→ **TAREA SOLICITADA 1**: Copia sin cambios el fragmento del texto extraído que comienza en "Alternancia en" y termina en "del año 2000.".
→ **TAREA SOLICITADA 2**: Según el texto extraído, ¿en qué año irrumpe el gobierno dividido entre Legislativo y Ejecutivo?

→ **TEXTO EXTRAÍDO**:

____

Alternancia en
los gobiernos y transición democrática, no son sinónimos. Tampoco la democracia
electoral equivale al paso de un régimen con resabios autoritarios a uno en el
que la democracia sea el fundamento del Estado de derecho y de nuevas sinergias
entre el Estado y la sociedad; la actual reforma, más electoral que política,
no garantiza una vía de tránsito hacia una democracia sustantiva. De hecho, las
modificaciones realizadas sobre la dimensión electoral desde los años setenta,
propiciaron un cambio controlado desde las elites del poder del sistema de
partidos y posteriormente, de los cambios en las relaciones entre esos
institutos y el régimen político, una vez que irrumpe el gobierno dividido
entre Legislativo y Ejecutivo en 1997. Época en la que nace el primer intento
serio por construir una autoridad electoral legítima, que rendirá sus frutos
con la alternancia presidencial del año 2000.

____

Entradas de datos extraídos:
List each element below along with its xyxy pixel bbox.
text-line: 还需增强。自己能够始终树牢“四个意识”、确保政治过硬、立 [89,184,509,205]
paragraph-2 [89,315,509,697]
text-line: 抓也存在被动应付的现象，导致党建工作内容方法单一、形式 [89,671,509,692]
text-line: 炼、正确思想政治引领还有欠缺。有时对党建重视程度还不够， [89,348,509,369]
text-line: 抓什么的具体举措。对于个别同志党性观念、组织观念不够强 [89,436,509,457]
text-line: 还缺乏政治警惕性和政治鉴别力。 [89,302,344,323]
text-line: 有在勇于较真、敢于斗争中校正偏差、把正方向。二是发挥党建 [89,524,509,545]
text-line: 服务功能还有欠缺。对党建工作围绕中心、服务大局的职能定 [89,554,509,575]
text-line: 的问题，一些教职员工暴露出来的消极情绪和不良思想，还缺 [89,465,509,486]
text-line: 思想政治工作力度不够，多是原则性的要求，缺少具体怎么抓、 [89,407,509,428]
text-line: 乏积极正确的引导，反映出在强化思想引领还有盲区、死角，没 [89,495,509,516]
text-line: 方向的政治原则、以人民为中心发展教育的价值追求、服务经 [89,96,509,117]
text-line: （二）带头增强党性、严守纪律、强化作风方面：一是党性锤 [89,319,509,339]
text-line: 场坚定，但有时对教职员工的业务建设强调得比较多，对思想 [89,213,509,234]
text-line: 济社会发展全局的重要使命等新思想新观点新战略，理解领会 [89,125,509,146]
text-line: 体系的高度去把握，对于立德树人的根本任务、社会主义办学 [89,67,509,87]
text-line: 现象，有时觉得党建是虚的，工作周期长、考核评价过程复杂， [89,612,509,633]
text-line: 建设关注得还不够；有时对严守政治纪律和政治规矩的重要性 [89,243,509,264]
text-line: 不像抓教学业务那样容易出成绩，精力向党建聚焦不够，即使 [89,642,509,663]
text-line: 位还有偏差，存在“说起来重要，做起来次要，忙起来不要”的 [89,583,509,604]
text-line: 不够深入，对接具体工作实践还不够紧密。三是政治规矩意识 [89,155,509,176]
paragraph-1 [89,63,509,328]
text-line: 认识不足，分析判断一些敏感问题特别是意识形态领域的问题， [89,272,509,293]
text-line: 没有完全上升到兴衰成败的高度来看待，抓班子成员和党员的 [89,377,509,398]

____

→ **RESPUESTA ESPERADA 1**:
Alternancia en
los gobiernos y transición democrática, no son sinónimos. Tampoco la democracia
electoral equivale al paso de un régimen con resabios autoritarios a uno en el
que la democracia sea el fundamento del Estado de derecho y de nuevas sinergias
entre el Estado y la sociedad; la actual reforma, más electoral que política,
no garantiza una vía de tránsito hacia una democracia sustantiva. De hecho, las
modificaciones realizadas sobre la dimensión electoral desde los años setenta,
propiciaron un cambio controlado desde las elites del poder del sistema de
partidos y posteriormente, de los cambios en las relaciones entre esos
institutos y el régimen político, una vez que irrumpe el gobierno dividido
entre Legislativo y Ejecutivo en 1997. Época en la que nace el primer intento
serio por construir una autoridad electoral legítima, que rendirá sus frutos
con la alternancia presidencial del año 2000.

→ **RESPUESTA ESPERADA 2**: En 1997.